> **Requirements**
Using the entries that follow, count the lines containing the word "between" and give that number by itself.
════════
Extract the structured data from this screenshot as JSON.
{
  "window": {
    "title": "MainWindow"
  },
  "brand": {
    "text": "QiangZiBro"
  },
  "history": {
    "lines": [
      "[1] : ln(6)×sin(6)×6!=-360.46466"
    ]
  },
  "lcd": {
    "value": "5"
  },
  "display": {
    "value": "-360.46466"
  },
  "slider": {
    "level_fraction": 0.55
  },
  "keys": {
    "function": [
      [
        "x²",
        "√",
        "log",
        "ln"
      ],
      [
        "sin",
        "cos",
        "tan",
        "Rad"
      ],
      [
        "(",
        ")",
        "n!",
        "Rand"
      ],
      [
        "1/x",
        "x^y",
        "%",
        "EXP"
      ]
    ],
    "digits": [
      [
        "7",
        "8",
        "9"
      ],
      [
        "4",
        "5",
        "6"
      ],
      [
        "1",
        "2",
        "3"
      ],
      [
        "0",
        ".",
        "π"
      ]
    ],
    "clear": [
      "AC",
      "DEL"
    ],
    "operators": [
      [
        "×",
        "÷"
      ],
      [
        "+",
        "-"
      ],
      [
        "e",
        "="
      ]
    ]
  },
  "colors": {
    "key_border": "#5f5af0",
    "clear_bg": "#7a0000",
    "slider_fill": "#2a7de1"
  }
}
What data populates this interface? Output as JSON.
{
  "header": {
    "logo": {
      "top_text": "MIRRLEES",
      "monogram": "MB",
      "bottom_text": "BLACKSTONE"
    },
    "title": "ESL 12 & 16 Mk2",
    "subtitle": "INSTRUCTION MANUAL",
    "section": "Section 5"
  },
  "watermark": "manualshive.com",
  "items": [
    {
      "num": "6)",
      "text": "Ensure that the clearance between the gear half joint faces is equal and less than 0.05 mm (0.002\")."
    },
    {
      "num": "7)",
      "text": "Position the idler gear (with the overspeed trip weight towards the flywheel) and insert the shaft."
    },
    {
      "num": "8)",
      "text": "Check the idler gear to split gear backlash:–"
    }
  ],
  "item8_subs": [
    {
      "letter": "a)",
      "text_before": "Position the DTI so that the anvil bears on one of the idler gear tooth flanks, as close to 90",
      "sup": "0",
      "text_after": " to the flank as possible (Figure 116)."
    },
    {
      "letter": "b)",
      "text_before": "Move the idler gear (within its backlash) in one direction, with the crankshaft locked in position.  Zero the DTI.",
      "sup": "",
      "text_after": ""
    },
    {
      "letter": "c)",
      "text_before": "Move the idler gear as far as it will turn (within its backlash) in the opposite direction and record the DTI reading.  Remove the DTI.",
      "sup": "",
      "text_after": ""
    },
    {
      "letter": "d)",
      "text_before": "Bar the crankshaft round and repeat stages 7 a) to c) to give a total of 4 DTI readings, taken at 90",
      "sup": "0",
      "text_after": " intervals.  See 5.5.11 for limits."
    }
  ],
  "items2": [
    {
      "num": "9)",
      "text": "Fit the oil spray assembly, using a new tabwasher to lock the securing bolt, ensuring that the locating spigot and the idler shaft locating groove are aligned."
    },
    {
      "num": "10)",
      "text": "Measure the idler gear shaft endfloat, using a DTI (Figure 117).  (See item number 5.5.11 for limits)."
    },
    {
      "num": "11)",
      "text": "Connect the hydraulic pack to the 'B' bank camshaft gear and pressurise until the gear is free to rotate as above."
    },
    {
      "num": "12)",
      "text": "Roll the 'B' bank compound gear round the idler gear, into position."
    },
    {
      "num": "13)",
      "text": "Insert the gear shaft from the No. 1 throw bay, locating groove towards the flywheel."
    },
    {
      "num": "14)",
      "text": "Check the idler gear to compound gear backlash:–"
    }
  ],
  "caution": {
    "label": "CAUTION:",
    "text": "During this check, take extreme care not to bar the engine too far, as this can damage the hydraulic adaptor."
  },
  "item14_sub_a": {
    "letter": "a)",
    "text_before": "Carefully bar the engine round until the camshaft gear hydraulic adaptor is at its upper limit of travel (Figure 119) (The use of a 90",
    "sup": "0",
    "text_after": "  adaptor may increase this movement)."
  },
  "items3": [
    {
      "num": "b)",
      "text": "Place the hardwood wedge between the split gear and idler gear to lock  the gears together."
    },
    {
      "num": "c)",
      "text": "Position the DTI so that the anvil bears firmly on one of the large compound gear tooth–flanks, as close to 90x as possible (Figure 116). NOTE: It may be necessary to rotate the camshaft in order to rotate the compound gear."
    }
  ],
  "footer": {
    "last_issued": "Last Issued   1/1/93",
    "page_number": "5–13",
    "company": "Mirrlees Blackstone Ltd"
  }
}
════════
> **Response**
2